> EXERCISE AIM:
Pull every line containing "INSIDE" out of the material below.

** START INPUT ROWS **

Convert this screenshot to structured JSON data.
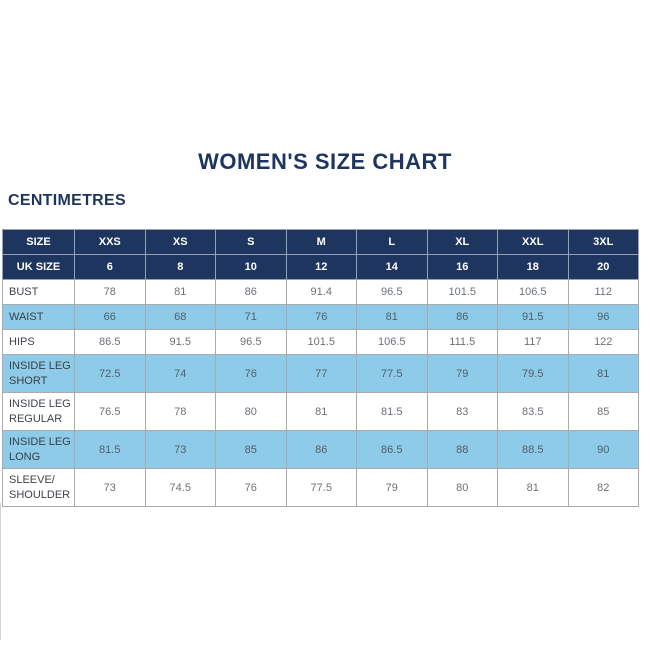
{
  "page": {
    "title": "WOMEN'S SIZE CHART",
    "units_label": "CENTIMETRES"
  },
  "colors": {
    "navy": "#1e355f",
    "light_blue": "#8ecbe8",
    "border_gray": "#a7abaf",
    "header_border": "#97a1b6",
    "label_text": "#3f4449",
    "value_text": "#6c7176",
    "value_text_on_blue": "#4f5f6b"
  },
  "chart_data": {
    "type": "table",
    "title": "WOMEN'S SIZE CHART",
    "units": "CENTIMETRES",
    "header_rows": [
      {
        "label": "SIZE",
        "values": [
          "XXS",
          "XS",
          "S",
          "M",
          "L",
          "XL",
          "XXL",
          "3XL"
        ]
      },
      {
        "label": "UK SIZE",
        "values": [
          "6",
          "8",
          "10",
          "12",
          "14",
          "16",
          "18",
          "20"
        ]
      }
    ],
    "rows": [
      {
        "label": "BUST",
        "values": [
          78,
          81,
          86,
          91.4,
          96.5,
          101.5,
          106.5,
          112
        ]
      },
      {
        "label": "WAIST",
        "values": [
          66,
          68,
          71,
          76,
          81,
          86,
          91.5,
          96
        ]
      },
      {
        "label": "HIPS",
        "values": [
          86.5,
          91.5,
          96.5,
          101.5,
          106.5,
          111.5,
          117,
          122
        ]
      },
      {
        "label": "INSIDE LEG\nSHORT",
        "values": [
          72.5,
          74,
          76,
          77,
          77.5,
          79,
          79.5,
          81
        ]
      },
      {
        "label": "INSIDE LEG\nREGULAR",
        "values": [
          76.5,
          78,
          80,
          81,
          81.5,
          83,
          83.5,
          85
        ]
      },
      {
        "label": "INSIDE LEG\nLONG",
        "values": [
          81.5,
          73,
          85,
          86,
          86.5,
          88,
          88.5,
          90
        ]
      },
      {
        "label": "SLEEVE/\nSHOULDER",
        "values": [
          73,
          74.5,
          76,
          77.5,
          79,
          80,
          81,
          82
        ]
      }
    ]
  }
}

** END INPUT ROWS **

> SOLUTION FOR THIS TASK:
        "label": "INSIDE LEG\nSHORT",
        "label": "INSIDE LEG\nREGULAR",
        "label": "INSIDE LEG\nLONG",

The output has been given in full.